_Consigne_:
Répondez aux questions suivantes d'après l'extrait sur le second front.
1. En quel mois et en quelle année l'armée allemande a-t-elle attaqué l'URSS ?
2. Combien de victimes l'URSS comptera-t-elle, et combien de civils parmi elles ?
3. Quel débarquement allié est présenté comme un échec cuisant ?

══ Extrait ══

Car l’ouverture d’un second front à l’Ouest a été demandée par les soviétiques dès l’entrée en guerre des USA en décembre 1941. En effet depuis l’attaque de l’URSS par l’armée allemande en juin 1941, c’est ce pays qui affrontait les nazis en Europe, n’oublions jamais que c’est elle qui comptera le plus de victimes, plus de 25 millions dont 15 millions de civils.
Staline avait obtenu des anglo américains une promesse d’ouverture d’un second front en mai 1942 au moment où la situation sur le front de l’Est était critique. Dans les semaines qui suivent, le débarquement allié à Dieppe est un échec cuisant, celui de novembre en Afrique du Nord tarde à donner des résultats significatifs. En fait Churchill, anti-communiste acharné, avait persuadé les États-Unis de retarder le plus tard possible le débarquement pour affaiblir au maximum les Soviétiques.

═══
══ Données enregistrées ══

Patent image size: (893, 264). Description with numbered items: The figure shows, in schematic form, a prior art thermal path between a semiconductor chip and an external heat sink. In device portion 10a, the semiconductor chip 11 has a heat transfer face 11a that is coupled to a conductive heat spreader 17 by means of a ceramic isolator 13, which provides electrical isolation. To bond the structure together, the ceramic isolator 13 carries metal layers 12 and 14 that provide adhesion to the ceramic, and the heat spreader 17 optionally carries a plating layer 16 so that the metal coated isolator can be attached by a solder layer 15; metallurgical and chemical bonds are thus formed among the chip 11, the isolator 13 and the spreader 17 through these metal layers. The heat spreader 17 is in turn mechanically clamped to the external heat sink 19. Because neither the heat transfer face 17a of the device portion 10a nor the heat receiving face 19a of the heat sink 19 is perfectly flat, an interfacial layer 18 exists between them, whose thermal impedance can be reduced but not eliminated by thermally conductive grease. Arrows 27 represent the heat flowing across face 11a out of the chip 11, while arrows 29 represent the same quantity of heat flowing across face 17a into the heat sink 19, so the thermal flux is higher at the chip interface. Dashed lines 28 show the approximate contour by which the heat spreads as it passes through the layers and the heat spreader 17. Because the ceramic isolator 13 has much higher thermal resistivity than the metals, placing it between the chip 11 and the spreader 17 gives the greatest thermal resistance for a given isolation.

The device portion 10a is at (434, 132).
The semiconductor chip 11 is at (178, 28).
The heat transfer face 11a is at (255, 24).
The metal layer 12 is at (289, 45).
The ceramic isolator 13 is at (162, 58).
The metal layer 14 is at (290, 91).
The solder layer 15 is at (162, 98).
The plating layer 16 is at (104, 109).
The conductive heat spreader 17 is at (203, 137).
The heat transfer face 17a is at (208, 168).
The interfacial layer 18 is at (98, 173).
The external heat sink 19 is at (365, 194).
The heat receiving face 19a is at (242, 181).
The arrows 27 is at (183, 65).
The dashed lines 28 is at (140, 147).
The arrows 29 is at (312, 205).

═══

_Réponse finale_:
1. En juin 1941.
2. Plus de 25 millions de victimes, dont 15 millions de civils.
3. Le débarquement allié à Dieppe.